Dataset records:
★ ★ ★ ★ ★ ★ ★

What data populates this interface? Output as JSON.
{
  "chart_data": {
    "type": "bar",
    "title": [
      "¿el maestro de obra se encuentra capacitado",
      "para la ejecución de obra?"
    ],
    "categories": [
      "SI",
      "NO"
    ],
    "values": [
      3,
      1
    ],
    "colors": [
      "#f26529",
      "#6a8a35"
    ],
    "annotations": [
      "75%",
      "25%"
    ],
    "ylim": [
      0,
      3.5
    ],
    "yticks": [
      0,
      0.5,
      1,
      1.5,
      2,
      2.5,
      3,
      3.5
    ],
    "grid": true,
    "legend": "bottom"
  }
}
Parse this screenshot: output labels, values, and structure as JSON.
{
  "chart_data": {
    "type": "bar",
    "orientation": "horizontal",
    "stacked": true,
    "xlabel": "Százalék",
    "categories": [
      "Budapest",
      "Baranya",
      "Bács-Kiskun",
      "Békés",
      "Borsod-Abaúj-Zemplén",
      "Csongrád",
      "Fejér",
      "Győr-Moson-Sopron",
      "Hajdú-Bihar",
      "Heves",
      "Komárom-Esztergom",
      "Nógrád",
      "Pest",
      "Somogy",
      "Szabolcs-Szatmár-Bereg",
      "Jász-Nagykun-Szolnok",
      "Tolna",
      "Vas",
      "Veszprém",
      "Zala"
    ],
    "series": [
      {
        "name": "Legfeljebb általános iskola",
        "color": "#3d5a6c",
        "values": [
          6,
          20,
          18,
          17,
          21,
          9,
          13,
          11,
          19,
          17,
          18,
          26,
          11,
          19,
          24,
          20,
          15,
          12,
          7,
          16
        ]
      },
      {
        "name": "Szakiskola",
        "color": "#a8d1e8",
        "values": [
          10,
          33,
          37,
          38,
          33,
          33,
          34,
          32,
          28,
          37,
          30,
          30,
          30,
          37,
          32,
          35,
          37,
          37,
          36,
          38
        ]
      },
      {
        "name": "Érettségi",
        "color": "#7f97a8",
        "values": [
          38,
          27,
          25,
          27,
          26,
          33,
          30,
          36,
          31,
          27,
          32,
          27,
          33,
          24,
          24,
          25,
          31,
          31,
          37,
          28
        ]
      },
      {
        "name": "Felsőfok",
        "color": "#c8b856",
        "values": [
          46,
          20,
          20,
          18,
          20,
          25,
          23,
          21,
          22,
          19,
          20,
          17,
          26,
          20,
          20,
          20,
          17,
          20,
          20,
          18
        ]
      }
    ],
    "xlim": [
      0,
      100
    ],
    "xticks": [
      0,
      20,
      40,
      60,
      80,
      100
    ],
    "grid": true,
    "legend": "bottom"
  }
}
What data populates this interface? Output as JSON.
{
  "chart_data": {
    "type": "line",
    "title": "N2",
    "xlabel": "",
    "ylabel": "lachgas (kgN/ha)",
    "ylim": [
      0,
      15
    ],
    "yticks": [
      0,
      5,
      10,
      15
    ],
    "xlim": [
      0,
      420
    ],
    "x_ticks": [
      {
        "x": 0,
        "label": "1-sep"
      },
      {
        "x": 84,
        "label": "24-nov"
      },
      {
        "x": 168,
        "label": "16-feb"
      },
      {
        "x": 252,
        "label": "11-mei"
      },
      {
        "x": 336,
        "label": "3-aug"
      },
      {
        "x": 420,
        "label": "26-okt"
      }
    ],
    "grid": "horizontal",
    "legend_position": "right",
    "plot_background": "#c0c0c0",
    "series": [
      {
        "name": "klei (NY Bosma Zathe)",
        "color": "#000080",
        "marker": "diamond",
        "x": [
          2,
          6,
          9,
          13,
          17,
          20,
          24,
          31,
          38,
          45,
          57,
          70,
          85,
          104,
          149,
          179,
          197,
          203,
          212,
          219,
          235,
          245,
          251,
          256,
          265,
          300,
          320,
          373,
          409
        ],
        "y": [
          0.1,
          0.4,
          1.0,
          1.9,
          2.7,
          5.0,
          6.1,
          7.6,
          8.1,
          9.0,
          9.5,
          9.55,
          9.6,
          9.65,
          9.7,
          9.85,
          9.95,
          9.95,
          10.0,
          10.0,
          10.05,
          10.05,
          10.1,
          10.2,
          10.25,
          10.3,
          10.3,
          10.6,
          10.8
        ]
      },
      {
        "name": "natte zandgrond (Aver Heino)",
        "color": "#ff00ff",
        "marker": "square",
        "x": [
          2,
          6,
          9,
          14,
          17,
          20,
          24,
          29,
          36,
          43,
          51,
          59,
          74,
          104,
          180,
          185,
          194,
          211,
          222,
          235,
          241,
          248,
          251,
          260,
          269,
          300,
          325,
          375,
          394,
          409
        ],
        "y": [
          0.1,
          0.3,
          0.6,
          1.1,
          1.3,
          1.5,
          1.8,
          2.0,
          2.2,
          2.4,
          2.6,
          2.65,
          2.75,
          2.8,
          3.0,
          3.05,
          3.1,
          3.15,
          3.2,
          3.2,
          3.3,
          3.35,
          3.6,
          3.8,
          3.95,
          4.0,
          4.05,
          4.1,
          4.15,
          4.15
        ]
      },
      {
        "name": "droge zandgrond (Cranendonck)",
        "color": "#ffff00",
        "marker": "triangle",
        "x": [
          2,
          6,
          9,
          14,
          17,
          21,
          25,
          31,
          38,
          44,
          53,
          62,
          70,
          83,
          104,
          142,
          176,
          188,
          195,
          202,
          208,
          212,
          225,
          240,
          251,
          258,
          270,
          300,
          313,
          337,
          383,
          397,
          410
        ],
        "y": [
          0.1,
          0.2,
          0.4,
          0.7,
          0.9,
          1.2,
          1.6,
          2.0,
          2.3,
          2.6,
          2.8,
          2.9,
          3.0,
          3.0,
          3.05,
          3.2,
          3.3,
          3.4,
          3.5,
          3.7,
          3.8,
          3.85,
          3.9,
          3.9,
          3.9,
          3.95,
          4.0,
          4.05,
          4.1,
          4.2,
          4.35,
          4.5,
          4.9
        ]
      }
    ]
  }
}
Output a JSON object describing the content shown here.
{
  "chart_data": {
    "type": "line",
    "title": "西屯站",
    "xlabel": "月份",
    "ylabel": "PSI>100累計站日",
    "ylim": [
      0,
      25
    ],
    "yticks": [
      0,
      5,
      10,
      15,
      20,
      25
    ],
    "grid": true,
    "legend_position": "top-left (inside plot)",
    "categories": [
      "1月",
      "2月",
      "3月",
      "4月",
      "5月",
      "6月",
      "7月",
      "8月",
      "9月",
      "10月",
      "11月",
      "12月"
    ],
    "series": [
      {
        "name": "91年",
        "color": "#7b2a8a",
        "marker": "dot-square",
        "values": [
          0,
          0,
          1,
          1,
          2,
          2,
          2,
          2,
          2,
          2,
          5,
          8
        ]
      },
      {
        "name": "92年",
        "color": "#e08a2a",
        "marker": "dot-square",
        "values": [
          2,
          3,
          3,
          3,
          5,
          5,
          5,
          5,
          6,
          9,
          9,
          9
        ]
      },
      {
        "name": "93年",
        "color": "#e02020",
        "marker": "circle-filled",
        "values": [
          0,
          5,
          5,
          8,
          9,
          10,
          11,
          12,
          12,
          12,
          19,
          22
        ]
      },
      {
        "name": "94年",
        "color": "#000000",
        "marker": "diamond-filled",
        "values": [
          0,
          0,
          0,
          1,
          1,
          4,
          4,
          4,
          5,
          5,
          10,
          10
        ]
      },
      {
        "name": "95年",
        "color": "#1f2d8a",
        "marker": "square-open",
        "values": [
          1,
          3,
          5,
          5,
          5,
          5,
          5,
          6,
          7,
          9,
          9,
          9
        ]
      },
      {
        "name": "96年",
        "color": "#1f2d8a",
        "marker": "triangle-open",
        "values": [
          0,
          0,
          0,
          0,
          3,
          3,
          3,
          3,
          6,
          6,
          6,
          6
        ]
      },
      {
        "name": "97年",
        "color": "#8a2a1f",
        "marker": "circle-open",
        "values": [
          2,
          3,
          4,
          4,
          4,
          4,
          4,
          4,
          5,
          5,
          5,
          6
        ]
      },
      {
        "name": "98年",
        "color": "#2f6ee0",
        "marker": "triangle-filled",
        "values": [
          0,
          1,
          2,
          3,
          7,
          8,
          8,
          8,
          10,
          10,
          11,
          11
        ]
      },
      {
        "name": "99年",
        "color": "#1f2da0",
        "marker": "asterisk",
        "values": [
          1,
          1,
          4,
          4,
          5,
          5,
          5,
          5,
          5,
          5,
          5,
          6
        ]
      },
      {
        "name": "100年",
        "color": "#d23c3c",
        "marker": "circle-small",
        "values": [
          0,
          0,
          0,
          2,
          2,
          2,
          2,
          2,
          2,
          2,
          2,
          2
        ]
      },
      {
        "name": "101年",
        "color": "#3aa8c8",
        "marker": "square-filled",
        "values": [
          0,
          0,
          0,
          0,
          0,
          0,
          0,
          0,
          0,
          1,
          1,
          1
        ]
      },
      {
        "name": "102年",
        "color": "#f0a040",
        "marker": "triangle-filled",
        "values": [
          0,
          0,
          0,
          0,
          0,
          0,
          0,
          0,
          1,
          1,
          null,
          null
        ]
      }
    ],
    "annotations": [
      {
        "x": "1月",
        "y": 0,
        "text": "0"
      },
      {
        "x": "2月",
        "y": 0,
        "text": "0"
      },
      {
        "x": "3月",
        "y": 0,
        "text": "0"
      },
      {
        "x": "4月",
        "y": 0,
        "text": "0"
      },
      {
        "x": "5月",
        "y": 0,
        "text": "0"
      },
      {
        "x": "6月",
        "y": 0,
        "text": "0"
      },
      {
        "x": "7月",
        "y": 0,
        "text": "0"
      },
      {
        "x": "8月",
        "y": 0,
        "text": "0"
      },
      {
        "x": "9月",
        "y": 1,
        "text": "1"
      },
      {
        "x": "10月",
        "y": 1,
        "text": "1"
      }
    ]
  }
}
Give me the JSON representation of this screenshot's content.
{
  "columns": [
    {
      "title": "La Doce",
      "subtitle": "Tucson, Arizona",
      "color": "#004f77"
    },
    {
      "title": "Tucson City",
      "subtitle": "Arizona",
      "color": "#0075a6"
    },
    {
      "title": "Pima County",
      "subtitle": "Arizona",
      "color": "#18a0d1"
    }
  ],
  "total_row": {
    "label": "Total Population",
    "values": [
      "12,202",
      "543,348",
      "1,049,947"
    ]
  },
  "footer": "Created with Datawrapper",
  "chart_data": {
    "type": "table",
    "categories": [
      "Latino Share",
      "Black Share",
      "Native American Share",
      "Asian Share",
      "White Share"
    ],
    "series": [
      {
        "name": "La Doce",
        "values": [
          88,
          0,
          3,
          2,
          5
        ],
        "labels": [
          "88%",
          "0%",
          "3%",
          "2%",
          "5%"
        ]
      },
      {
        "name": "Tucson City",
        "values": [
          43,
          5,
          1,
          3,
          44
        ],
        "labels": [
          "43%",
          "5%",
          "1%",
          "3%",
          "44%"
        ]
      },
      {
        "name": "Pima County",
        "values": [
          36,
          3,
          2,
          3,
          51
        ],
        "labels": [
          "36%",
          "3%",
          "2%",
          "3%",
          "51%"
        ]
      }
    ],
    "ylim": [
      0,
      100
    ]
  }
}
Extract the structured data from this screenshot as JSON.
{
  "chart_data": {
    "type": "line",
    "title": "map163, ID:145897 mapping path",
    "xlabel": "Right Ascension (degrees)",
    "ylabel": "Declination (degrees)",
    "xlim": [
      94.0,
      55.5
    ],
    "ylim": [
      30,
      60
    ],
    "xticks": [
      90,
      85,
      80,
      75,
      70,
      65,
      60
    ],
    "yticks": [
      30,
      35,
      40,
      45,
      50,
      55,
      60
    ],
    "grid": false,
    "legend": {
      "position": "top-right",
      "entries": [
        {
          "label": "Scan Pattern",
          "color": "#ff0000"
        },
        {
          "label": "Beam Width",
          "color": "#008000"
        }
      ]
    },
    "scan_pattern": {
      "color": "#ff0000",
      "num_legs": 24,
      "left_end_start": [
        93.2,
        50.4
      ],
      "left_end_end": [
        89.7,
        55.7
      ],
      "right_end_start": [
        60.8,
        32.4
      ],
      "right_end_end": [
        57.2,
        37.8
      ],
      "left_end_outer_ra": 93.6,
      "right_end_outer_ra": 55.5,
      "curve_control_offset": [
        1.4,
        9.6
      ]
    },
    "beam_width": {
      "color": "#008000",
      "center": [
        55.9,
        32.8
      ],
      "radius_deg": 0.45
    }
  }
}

★ ★ ★ ★ ★ ★ ★

Read through the entries and copy each line in which "JSON" appears.

» **Reply**:
What data populates this interface? Output as JSON.
Parse this screenshot: output labels, values, and structure as JSON.
What data populates this interface? Output as JSON.
Output a JSON object describing the content shown here.
Give me the JSON representation of this screenshot's content.
Extract the structured data from this screenshot as JSON.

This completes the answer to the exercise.